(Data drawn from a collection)
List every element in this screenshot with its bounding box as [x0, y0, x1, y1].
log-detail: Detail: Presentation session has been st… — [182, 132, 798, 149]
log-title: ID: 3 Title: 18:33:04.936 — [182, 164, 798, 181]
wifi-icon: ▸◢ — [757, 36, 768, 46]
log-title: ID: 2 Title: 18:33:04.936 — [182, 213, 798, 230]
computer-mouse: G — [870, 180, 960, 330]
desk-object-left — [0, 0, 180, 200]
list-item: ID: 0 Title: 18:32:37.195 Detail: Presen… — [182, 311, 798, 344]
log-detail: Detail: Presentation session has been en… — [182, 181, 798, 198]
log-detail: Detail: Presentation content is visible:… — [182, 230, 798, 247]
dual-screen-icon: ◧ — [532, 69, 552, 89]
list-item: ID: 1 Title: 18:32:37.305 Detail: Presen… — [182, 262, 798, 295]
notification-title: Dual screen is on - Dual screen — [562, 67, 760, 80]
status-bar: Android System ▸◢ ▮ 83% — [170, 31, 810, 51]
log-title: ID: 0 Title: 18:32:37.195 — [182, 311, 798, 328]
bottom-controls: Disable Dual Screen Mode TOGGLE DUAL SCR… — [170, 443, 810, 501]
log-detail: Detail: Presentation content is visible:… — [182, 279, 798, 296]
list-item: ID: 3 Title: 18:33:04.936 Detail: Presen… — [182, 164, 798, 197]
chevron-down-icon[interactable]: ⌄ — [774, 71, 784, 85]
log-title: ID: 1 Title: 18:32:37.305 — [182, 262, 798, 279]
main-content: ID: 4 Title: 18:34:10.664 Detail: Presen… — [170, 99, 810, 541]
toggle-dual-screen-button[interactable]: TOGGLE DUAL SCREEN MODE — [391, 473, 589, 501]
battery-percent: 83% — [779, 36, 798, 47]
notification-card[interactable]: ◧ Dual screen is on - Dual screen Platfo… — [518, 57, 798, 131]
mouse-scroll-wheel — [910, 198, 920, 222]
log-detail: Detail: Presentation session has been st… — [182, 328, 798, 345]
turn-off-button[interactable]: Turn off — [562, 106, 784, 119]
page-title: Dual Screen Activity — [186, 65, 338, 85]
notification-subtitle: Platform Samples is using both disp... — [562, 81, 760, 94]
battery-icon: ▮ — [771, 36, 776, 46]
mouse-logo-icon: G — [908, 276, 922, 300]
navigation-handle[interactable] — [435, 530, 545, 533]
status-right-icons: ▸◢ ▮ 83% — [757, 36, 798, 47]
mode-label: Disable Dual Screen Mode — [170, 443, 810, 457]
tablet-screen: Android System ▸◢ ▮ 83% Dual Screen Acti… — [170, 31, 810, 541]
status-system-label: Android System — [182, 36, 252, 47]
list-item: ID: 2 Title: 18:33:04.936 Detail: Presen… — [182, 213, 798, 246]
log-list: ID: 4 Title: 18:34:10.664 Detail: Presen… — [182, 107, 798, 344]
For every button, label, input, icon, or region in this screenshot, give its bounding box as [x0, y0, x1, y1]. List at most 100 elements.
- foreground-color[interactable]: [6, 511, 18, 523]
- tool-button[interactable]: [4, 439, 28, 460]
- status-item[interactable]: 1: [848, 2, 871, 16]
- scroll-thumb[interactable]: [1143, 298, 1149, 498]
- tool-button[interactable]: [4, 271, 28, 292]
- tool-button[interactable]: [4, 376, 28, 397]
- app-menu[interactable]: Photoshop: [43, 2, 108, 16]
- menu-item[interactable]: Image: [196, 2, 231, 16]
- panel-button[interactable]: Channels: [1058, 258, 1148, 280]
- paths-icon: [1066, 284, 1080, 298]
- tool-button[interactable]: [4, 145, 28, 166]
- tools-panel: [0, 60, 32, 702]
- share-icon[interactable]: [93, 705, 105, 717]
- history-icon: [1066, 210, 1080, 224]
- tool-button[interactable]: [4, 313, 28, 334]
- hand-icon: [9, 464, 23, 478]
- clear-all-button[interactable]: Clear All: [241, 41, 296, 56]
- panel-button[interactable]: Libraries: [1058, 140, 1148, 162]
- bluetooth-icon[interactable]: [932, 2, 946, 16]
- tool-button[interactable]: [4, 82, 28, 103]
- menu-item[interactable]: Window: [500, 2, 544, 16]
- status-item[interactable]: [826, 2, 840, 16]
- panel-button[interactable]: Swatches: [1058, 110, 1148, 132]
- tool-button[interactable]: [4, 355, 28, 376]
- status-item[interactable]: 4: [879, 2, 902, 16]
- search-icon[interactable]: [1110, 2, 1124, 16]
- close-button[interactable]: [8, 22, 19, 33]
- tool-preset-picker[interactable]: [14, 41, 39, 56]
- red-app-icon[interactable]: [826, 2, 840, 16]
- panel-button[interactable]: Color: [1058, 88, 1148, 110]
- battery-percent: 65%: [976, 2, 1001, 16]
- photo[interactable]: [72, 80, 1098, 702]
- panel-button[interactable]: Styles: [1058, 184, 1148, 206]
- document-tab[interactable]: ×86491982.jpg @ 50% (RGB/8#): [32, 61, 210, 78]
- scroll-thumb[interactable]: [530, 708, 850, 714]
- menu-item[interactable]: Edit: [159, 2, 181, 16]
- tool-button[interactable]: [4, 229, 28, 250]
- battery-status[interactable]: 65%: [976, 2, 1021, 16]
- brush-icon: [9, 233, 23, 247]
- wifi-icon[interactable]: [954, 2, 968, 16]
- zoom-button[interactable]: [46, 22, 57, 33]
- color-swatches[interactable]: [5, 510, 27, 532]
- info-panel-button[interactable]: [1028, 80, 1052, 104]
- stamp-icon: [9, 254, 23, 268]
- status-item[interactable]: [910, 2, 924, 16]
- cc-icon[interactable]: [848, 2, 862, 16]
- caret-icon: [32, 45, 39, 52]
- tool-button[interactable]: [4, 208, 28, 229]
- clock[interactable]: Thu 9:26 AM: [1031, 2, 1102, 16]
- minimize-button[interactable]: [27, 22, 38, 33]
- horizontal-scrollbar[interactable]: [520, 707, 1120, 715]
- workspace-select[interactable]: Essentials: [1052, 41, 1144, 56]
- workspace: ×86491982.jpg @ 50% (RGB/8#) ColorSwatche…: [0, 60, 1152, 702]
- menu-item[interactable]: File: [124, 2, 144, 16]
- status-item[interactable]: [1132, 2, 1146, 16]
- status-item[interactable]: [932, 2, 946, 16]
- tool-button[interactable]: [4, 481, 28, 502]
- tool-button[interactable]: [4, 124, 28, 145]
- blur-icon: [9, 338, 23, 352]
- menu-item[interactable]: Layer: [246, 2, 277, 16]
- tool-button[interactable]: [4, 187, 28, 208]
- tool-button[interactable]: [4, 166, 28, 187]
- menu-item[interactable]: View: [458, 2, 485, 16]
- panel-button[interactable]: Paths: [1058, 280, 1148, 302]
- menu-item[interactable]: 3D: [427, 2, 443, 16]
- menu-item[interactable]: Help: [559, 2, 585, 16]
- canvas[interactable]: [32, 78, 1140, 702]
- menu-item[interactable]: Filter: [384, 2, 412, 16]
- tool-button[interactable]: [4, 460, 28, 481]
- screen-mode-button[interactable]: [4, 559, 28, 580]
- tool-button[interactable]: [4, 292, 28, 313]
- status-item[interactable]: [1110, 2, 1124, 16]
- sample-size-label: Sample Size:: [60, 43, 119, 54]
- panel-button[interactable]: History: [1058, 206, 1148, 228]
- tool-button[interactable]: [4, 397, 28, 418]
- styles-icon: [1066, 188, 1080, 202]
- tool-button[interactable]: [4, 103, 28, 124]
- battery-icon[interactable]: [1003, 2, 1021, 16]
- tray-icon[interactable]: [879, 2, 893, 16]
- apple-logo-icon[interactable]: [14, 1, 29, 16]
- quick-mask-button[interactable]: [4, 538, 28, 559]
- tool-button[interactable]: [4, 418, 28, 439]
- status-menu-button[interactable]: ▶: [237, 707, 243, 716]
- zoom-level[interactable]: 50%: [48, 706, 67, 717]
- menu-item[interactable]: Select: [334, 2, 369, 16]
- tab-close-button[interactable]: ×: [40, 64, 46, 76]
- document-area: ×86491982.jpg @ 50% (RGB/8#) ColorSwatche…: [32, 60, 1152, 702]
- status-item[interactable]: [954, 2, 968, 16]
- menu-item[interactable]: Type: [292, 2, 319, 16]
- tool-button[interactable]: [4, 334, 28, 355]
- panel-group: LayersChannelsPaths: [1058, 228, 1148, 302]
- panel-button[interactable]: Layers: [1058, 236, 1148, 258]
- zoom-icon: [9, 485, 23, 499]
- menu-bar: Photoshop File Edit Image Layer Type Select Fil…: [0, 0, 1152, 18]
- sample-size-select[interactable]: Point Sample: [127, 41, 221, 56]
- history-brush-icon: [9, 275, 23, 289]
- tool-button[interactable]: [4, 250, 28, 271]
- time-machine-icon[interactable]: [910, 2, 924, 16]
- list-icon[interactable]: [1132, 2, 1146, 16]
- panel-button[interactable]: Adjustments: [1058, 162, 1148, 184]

__WRITTEN REQUEST__. Quote the entries word for word from their first line through the line containing "wifi-icon: ▸◢ — [757, 36, 768, 46]", with both of those lines included.

__CORRECT OUTPUT__.
List every element in this screenshot with its bounding box as [x0, y0, x1, y1].
log-detail: Detail: Presentation session has been st… — [182, 132, 798, 149]
log-title: ID: 3 Title: 18:33:04.936 — [182, 164, 798, 181]
wifi-icon: ▸◢ — [757, 36, 768, 46]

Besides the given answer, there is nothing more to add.